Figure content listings
════════

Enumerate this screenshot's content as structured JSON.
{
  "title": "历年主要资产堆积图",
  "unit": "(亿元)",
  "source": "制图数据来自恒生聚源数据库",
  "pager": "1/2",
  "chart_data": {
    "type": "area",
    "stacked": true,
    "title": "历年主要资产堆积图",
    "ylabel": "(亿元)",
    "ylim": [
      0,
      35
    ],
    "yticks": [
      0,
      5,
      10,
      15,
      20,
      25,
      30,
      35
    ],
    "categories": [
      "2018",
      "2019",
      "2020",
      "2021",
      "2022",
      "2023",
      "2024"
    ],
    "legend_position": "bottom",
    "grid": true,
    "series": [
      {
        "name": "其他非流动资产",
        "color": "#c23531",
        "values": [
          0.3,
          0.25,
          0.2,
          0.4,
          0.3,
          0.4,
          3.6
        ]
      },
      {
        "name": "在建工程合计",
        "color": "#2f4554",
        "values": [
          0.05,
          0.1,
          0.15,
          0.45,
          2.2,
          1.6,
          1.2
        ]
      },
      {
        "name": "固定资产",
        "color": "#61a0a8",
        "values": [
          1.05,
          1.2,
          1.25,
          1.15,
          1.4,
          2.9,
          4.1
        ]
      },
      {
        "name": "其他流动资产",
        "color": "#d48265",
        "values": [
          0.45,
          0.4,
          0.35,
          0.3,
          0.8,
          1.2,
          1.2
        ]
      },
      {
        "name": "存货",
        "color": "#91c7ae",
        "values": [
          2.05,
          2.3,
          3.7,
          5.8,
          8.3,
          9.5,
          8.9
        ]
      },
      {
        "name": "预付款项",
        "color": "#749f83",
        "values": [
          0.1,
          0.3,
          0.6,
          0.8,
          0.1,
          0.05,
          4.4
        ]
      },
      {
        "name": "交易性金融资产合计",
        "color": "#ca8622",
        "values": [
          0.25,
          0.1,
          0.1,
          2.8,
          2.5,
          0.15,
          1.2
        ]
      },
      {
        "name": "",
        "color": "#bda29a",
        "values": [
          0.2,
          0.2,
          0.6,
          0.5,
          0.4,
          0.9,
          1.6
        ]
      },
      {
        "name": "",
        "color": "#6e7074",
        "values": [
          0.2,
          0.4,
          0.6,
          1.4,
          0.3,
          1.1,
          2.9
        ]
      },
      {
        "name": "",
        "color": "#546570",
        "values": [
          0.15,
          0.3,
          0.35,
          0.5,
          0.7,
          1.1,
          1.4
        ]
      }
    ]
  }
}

════════

# WHAT TO DO
Using the entries above, return each line that includes the word "color".

# ANSWER
        "color": "#c23531",
        "color": "#2f4554",
        "color": "#61a0a8",
        "color": "#d48265",
        "color": "#91c7ae",
        "color": "#749f83",
        "color": "#ca8622",
        "color": "#bda29a",
        "color": "#6e7074",
        "color": "#546570",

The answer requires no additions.